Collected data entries
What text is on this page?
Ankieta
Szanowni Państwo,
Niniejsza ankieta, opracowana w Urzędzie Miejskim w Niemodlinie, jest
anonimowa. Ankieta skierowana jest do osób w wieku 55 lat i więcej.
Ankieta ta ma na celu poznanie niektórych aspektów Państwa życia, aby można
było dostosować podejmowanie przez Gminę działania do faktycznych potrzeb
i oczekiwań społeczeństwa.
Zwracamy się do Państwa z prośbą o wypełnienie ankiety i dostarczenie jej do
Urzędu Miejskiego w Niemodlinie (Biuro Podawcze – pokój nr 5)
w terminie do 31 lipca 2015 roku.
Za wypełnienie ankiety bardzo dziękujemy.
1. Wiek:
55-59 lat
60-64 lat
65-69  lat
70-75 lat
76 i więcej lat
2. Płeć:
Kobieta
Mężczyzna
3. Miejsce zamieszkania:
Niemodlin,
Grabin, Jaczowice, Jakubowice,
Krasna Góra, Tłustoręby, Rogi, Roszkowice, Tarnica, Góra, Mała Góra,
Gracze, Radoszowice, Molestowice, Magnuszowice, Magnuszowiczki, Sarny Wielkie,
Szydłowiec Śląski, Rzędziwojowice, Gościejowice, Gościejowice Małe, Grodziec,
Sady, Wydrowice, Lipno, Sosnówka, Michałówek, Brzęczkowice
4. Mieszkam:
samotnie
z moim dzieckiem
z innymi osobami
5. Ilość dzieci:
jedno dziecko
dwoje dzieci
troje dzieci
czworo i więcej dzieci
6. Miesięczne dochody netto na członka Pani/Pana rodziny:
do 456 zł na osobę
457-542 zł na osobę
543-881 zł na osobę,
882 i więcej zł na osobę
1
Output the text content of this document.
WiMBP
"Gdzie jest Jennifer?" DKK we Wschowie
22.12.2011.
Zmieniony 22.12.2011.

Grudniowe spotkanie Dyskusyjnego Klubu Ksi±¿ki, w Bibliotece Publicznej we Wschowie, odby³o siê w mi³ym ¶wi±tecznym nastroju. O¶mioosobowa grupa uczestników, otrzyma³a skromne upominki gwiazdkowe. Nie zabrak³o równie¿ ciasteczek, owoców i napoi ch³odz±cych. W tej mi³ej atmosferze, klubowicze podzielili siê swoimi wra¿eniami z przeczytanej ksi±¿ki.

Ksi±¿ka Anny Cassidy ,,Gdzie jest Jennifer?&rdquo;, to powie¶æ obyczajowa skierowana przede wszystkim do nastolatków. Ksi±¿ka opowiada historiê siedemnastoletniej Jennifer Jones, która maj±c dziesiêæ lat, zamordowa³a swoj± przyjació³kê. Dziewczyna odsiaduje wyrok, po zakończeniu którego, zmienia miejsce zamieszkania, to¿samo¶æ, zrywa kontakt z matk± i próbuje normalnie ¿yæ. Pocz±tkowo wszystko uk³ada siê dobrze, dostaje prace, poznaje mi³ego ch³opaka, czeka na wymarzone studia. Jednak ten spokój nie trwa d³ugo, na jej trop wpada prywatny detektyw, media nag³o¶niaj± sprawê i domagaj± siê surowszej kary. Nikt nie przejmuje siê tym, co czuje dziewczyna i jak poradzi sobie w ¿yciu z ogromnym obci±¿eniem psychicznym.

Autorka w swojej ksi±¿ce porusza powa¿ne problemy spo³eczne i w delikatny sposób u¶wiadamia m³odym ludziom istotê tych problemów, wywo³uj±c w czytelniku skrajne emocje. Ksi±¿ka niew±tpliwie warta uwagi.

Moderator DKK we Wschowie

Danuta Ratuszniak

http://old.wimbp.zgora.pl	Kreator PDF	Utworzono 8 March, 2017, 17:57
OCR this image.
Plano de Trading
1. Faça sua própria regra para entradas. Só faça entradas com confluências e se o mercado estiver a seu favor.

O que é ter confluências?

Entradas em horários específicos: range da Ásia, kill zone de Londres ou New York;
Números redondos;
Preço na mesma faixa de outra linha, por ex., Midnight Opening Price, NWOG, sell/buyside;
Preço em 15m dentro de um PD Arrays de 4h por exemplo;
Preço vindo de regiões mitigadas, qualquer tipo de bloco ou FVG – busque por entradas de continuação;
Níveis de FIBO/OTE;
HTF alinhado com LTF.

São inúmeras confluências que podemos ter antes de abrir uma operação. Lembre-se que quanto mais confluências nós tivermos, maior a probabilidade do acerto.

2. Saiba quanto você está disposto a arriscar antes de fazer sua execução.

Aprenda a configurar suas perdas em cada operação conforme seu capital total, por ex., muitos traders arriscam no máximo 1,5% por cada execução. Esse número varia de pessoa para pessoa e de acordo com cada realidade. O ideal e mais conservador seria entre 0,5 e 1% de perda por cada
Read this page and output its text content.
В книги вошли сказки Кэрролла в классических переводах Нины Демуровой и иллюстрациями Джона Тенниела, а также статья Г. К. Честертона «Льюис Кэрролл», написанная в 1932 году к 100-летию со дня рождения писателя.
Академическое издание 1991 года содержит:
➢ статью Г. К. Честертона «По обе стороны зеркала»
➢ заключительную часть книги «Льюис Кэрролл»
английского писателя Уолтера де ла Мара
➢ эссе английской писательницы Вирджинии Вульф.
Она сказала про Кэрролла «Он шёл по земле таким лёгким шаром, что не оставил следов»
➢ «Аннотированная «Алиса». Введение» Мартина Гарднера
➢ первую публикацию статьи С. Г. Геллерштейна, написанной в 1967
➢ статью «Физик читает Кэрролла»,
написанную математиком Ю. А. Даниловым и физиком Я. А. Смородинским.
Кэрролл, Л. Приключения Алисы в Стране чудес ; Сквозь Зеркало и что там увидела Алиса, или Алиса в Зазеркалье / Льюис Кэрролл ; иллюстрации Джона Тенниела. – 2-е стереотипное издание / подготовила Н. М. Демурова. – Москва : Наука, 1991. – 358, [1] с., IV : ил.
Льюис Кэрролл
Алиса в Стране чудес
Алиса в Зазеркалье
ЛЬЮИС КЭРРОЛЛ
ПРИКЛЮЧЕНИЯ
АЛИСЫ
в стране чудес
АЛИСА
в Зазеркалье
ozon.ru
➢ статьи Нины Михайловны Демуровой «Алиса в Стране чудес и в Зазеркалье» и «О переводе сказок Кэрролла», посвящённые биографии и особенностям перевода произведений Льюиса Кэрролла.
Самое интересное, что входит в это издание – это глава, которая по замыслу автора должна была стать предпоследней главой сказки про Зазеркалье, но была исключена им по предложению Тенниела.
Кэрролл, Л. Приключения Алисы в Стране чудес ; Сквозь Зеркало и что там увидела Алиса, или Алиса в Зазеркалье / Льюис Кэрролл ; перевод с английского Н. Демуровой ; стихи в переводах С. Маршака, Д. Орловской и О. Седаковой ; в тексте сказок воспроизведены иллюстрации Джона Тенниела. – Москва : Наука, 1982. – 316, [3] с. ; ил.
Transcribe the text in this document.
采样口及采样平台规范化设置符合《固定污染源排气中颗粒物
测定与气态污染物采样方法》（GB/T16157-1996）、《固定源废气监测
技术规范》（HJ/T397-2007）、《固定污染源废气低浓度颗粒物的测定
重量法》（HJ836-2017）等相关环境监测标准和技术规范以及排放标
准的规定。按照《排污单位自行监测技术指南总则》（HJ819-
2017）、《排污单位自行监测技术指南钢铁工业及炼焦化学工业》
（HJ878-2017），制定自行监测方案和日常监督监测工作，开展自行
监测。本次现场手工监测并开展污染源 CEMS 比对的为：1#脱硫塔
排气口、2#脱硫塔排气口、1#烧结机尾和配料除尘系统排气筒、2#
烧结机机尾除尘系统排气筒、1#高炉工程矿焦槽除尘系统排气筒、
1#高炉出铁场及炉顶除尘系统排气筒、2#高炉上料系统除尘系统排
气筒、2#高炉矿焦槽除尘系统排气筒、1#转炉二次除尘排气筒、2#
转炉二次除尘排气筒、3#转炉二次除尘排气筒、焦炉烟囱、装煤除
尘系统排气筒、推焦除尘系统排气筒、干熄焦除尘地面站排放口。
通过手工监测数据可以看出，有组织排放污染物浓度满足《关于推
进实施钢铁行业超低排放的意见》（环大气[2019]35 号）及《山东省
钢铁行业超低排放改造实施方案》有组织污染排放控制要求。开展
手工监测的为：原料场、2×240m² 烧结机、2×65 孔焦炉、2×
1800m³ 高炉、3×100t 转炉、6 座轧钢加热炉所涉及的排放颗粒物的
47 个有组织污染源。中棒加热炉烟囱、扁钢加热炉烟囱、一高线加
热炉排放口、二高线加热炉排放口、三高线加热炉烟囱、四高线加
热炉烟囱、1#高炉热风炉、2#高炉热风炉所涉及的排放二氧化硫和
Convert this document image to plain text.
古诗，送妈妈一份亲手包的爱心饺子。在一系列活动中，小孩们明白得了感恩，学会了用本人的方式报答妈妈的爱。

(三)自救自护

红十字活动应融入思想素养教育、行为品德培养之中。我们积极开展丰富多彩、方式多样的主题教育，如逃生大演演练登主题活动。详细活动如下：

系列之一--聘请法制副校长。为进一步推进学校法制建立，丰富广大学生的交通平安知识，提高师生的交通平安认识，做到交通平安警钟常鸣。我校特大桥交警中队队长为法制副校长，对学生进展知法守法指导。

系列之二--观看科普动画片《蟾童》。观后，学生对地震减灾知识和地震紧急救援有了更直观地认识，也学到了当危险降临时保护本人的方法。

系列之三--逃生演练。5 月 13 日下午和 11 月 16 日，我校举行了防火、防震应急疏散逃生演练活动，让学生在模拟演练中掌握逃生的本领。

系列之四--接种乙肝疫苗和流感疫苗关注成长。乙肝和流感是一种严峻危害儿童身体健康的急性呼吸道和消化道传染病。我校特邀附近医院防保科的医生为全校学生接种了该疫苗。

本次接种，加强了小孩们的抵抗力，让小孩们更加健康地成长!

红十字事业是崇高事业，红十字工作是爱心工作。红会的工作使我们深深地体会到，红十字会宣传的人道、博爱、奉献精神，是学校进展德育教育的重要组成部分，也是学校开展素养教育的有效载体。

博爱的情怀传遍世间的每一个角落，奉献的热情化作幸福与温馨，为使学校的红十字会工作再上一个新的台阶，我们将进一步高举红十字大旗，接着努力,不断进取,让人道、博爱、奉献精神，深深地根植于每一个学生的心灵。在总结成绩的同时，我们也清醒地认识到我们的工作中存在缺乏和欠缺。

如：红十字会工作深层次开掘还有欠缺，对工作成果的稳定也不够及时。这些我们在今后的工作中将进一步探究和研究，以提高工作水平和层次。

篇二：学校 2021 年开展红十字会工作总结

JOB -
Count the lines above in which the word "иллюстрации" appears, then state only that count.

THE RESPONSE -
2